— Task instructions —
Identify the lines that contain the string "points" and copy all of them.

Figure record listings:
□ □ □ □ □

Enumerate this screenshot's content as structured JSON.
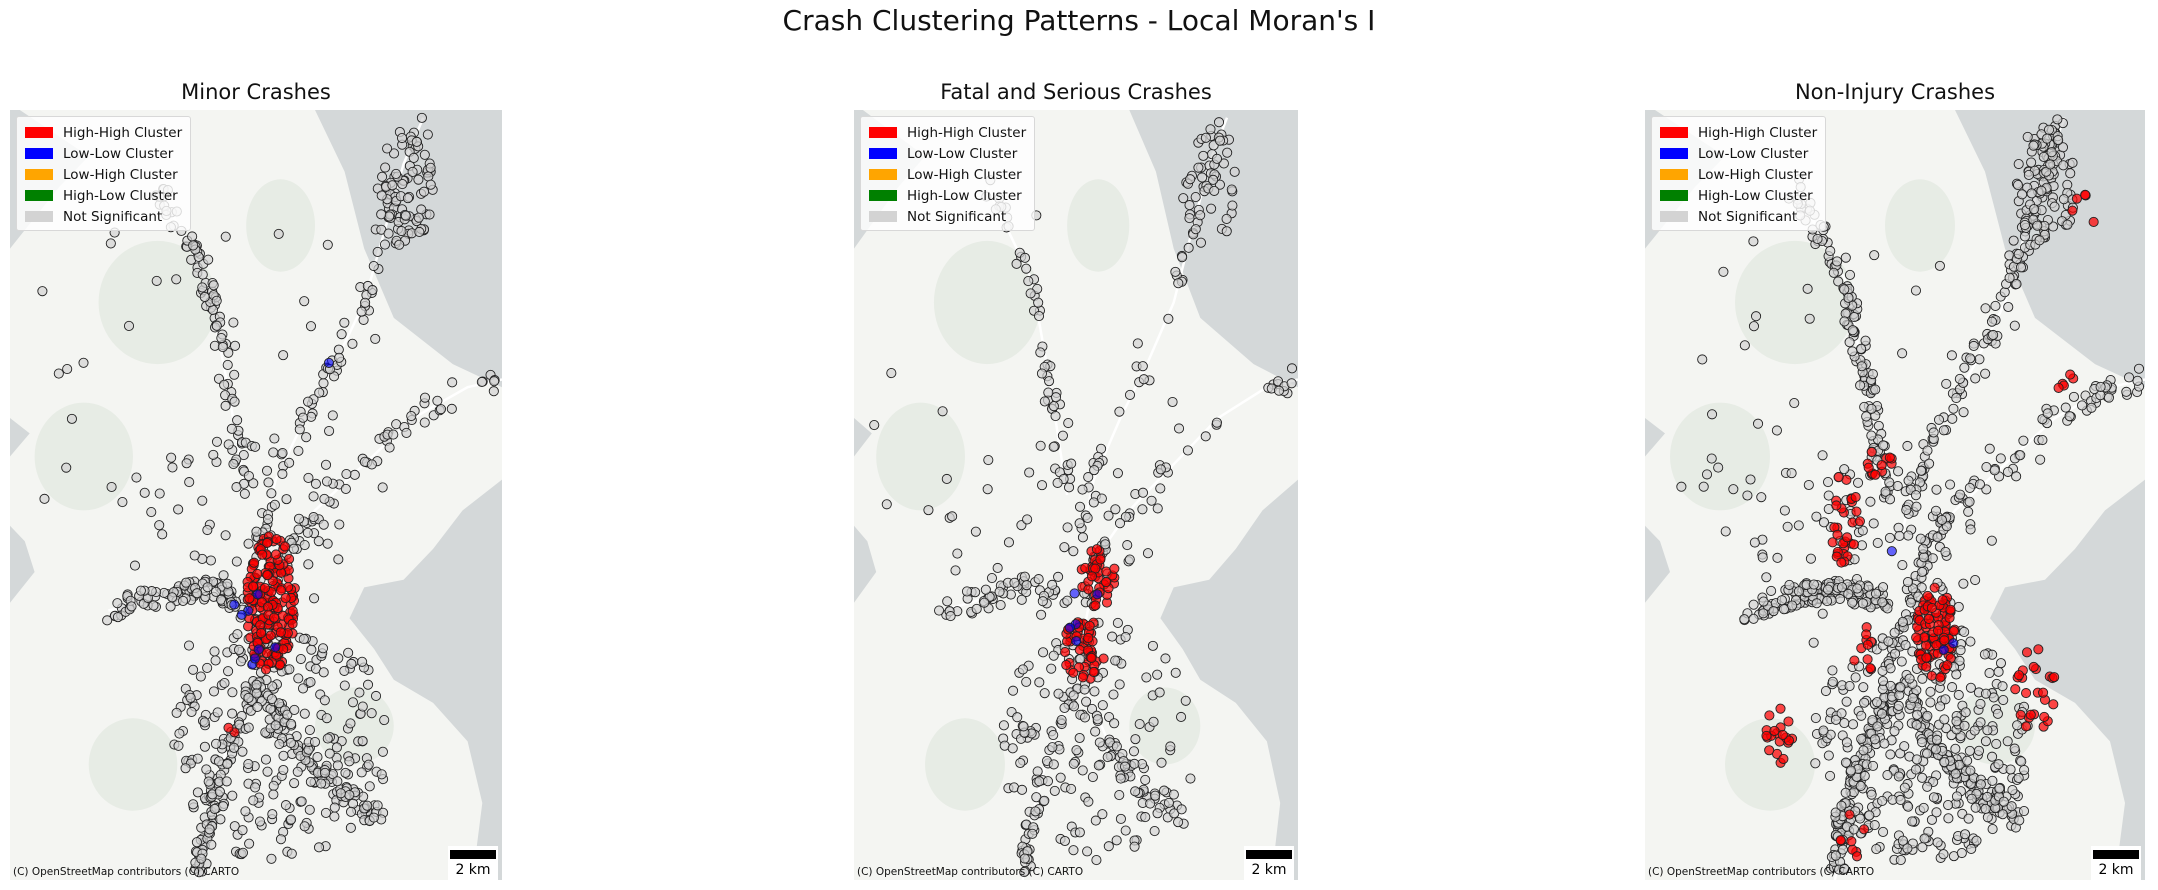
{
  "suptitle": "Crash Clustering Patterns - Local Moran's I",
  "legend": [
    {
      "label": "High-High Cluster",
      "color": "#ff0000"
    },
    {
      "label": "Low-Low Cluster",
      "color": "#0000ff"
    },
    {
      "label": "Low-High Cluster",
      "color": "#ffa500"
    },
    {
      "label": "High-Low Cluster",
      "color": "#008000"
    },
    {
      "label": "Not Significant",
      "color": "#d3d3d3"
    }
  ],
  "scalebar_label": "2 km",
  "attribution": "(C) OpenStreetMap contributors (C) CARTO",
  "chart_data": [
    {
      "type": "scatter",
      "title": "Minor Crashes",
      "categories": [
        "High-High Cluster",
        "Low-Low Cluster",
        "Low-High Cluster",
        "High-Low Cluster",
        "Not Significant"
      ],
      "category_colors": {
        "High-High Cluster": "#ff0000",
        "Low-Low Cluster": "#0000ff",
        "Low-High Cluster": "#ffa500",
        "High-Low Cluster": "#008000",
        "Not Significant": "#d3d3d3"
      },
      "basemap": "CARTO Positron (OpenStreetMap)",
      "legend_position": "top-left",
      "scalebar": "2 km",
      "grid": false,
      "axes_visible": false,
      "clusters_present": [
        "High-High Cluster",
        "Low-Low Cluster",
        "Not Significant"
      ],
      "pattern_note": "High-High cluster concentrated in the central area; scattered Low-Low points around it; most crashes Not Significant"
    },
    {
      "type": "scatter",
      "title": "Fatal and Serious Crashes",
      "categories": [
        "High-High Cluster",
        "Low-Low Cluster",
        "Low-High Cluster",
        "High-Low Cluster",
        "Not Significant"
      ],
      "category_colors": {
        "High-High Cluster": "#ff0000",
        "Low-Low Cluster": "#0000ff",
        "Low-High Cluster": "#ffa500",
        "High-Low Cluster": "#008000",
        "Not Significant": "#d3d3d3"
      },
      "basemap": "CARTO Positron (OpenStreetMap)",
      "legend_position": "top-left",
      "scalebar": "2 km",
      "grid": false,
      "axes_visible": false,
      "clusters_present": [
        "High-High Cluster",
        "Low-Low Cluster",
        "Not Significant"
      ],
      "pattern_note": "Two compact High-High clusters in the centre; few Low-Low points; sparse Not Significant points elsewhere"
    },
    {
      "type": "scatter",
      "title": "Non-Injury Crashes",
      "categories": [
        "High-High Cluster",
        "Low-Low Cluster",
        "Low-High Cluster",
        "High-Low Cluster",
        "Not Significant"
      ],
      "category_colors": {
        "High-High Cluster": "#ff0000",
        "Low-Low Cluster": "#0000ff",
        "Low-High Cluster": "#ffa500",
        "High-Low Cluster": "#008000",
        "Not Significant": "#d3d3d3"
      },
      "basemap": "CARTO Positron (OpenStreetMap)",
      "legend_position": "top-left",
      "scalebar": "2 km",
      "grid": false,
      "axes_visible": false,
      "clusters_present": [
        "High-High Cluster",
        "Low-Low Cluster",
        "Not Significant"
      ],
      "pattern_note": "Dense Not Significant network; High-High clusters in the centre, west, south-west, east and north-east fringes"
    }
  ]
}
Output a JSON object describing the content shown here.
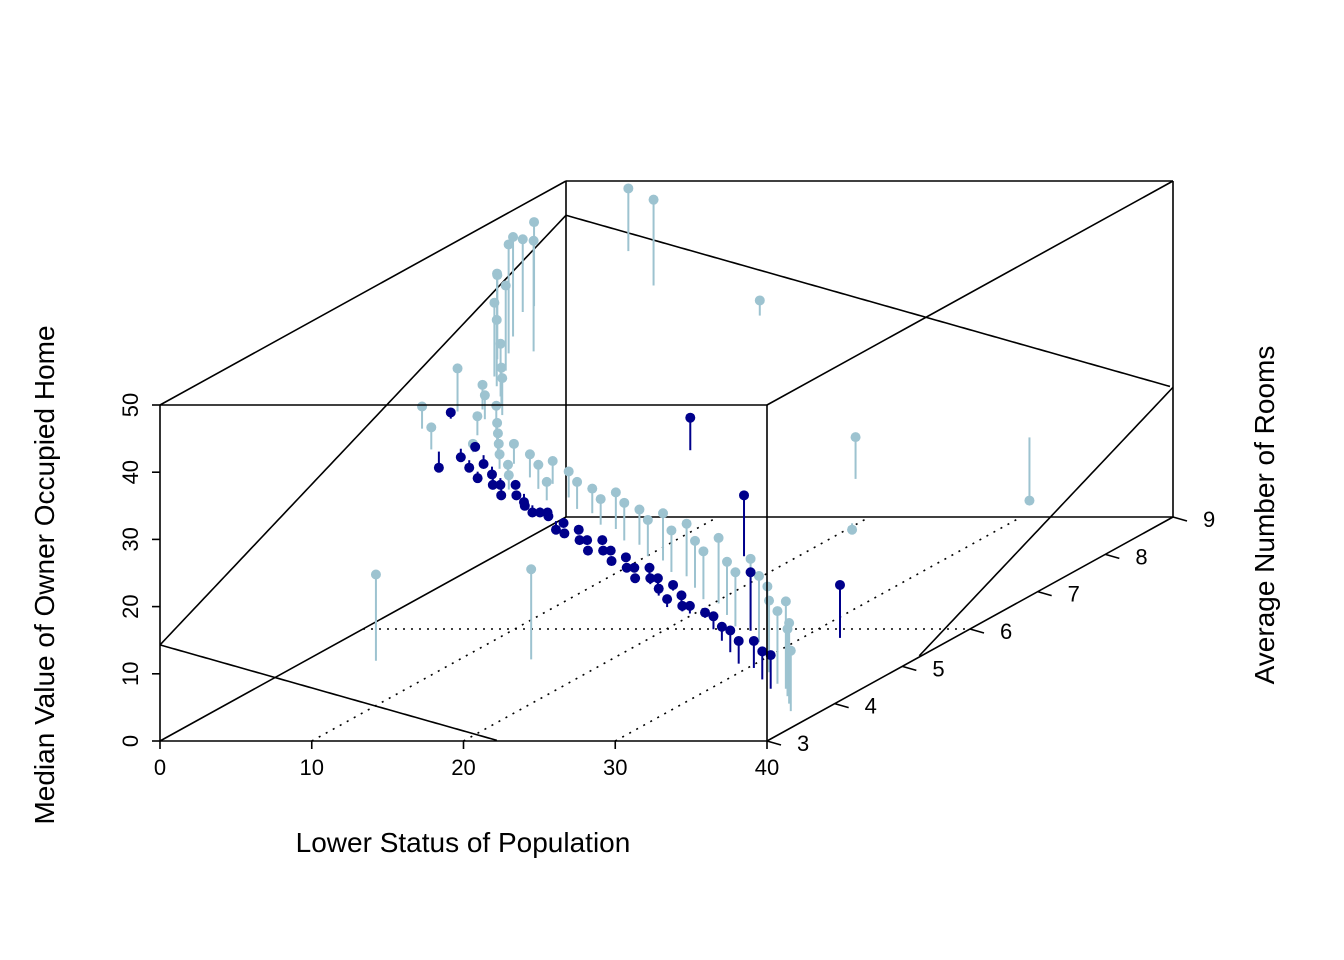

□ □ □ □ □

— Result for this task —
      "pattern_note": "High-High cluster concentrated in the central area; scattered Low-Low points around it; most crashes Not Significant"
      "pattern_note": "Two compact High-High clusters in the centre; few Low-Low points; sparse Not Significant points elsewhere"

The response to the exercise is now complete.